Deseret Industries
- Founded: 1938
- Founder: Heber J. Grant
- Tax ID no.: 87-0429068
- Focus: Charity, Vocational training
- Headquarters: 50 E North Temple, Salt Lake City, UT 84150
- Origins: The Great Depression
- Number of locations: 46 thrift stores (2026)
- Region served: Global
- Products: Second-hand clothing, footwear, bedding, books, furniture, jewelry, electronics, toys, and housewares
- Owner: The Church of Jesus Christ of Latter-day Saints
- Website: Deseret Industries

= Deseret Industries =

Thrift store chain owned by LDS Church

Deseret Industries (/ˌdɛzəˈrɛt/) (known locally as DI) is a non-profit organization and a division of the welfare services provided by the Church of Jesus Christ of Latter-day Saints (LDS Church).

* [Supplied data]
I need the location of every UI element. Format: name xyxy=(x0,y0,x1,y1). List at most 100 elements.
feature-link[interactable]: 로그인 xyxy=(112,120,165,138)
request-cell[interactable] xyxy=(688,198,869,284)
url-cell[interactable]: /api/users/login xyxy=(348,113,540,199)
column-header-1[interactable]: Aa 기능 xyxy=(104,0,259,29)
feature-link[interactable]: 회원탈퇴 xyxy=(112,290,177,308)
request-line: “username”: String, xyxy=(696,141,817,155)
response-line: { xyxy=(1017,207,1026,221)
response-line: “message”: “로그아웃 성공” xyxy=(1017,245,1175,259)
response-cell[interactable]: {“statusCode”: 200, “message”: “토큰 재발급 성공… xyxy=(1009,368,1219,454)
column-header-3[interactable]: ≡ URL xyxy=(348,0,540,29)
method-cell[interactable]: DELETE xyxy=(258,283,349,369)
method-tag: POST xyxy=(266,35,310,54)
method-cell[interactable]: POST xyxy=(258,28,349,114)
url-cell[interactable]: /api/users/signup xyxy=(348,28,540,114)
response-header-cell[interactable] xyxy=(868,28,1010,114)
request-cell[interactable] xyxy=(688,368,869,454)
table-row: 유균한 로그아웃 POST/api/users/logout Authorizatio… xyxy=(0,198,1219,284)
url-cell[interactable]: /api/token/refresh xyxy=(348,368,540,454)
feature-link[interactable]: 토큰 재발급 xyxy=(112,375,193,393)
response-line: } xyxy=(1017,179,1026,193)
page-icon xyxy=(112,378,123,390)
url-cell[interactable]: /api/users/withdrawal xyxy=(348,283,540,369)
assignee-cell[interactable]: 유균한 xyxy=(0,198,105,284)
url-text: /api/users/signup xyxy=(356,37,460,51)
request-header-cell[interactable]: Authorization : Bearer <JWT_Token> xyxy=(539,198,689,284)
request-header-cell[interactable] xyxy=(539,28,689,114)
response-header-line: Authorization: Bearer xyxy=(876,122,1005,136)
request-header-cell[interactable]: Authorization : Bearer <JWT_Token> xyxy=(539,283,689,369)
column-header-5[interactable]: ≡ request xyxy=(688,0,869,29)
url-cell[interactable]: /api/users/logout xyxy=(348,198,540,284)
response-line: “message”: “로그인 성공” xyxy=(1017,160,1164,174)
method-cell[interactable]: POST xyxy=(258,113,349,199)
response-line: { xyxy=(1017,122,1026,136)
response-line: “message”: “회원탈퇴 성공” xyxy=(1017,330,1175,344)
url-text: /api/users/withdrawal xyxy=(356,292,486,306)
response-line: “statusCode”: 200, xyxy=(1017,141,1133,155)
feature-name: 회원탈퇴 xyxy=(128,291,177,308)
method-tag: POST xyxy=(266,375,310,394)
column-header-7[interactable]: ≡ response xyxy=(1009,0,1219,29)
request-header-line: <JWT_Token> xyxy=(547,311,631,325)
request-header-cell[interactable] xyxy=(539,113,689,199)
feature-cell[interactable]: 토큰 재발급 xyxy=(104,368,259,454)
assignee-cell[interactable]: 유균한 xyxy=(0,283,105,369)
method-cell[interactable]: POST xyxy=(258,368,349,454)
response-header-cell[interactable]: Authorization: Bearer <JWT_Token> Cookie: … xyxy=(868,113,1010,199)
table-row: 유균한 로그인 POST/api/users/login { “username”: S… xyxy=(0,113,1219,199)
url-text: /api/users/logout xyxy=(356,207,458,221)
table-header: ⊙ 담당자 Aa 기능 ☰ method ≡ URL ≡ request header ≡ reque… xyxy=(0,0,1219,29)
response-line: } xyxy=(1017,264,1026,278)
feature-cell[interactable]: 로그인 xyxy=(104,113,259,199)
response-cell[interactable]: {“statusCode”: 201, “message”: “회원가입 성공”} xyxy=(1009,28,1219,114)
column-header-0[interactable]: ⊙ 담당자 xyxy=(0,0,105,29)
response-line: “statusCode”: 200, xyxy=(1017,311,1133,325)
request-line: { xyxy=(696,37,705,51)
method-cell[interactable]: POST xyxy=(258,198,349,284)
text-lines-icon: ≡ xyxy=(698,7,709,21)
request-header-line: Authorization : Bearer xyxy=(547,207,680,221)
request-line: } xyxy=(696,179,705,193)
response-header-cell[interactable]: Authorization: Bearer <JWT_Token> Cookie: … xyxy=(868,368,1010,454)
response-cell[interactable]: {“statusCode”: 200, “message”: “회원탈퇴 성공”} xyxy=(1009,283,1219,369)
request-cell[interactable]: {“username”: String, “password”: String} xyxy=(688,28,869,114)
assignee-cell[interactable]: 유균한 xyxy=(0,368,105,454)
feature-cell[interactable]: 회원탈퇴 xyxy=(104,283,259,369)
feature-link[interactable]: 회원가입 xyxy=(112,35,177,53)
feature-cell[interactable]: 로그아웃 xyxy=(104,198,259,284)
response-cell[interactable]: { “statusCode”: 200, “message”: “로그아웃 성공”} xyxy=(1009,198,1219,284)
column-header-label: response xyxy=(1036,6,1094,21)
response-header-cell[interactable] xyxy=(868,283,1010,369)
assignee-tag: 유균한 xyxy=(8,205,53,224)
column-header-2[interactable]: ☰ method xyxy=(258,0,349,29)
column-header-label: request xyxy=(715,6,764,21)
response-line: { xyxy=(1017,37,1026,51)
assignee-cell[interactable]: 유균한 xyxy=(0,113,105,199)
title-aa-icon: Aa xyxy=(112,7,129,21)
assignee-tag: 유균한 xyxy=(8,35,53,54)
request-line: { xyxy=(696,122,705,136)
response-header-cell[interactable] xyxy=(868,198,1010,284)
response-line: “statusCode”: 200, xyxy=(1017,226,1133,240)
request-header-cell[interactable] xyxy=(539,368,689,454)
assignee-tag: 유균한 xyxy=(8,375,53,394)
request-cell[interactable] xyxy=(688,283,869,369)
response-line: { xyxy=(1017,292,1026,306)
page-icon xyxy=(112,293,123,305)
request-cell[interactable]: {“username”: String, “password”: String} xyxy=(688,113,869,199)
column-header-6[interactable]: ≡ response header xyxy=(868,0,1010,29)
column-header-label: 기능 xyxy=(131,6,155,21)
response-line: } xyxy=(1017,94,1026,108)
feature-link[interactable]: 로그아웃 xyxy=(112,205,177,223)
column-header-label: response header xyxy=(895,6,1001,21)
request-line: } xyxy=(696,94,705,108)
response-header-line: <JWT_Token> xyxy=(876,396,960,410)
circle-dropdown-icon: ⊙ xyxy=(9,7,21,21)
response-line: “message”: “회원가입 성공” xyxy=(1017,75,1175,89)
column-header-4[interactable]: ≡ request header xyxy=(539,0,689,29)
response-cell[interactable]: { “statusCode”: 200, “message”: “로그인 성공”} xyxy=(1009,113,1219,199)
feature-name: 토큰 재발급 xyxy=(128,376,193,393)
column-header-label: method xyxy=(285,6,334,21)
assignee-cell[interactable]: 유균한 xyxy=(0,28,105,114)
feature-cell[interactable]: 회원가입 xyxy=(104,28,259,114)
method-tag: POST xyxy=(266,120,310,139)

* [Exercises to complete]
**A)** In the Deseret Industries profile, list every labeled field in the opening summary whose value contains at least one digit.
**B)** Proceed with the Deseret Industries profile, beginning after its final sentence.
The data is not needed for this work.

* [Results for the exercise]
**A)**
- Founded
- Tax ID no.
- Headquarters
- Number of locations

**B)**
DI thrift stores are similar to the well-known Goodwill Industries. They are generally located in areas where LDS Church membership is common, with a total of 46 stores in Arizona, California, Idaho, Nevada, Oregon, Texas, Utah, and Washington. As with other thrift stores, people donate items they no longer need, such as furniture, appliances, books, computers, and clothing, which the store sells. Deseret Industries also sells new furniture, much of it received directly from its own manufacturing plant in Salt Lake City. DI also provides job skill training for physically, emotionally, and socially challenged people, and seeks to place them into private sector employment.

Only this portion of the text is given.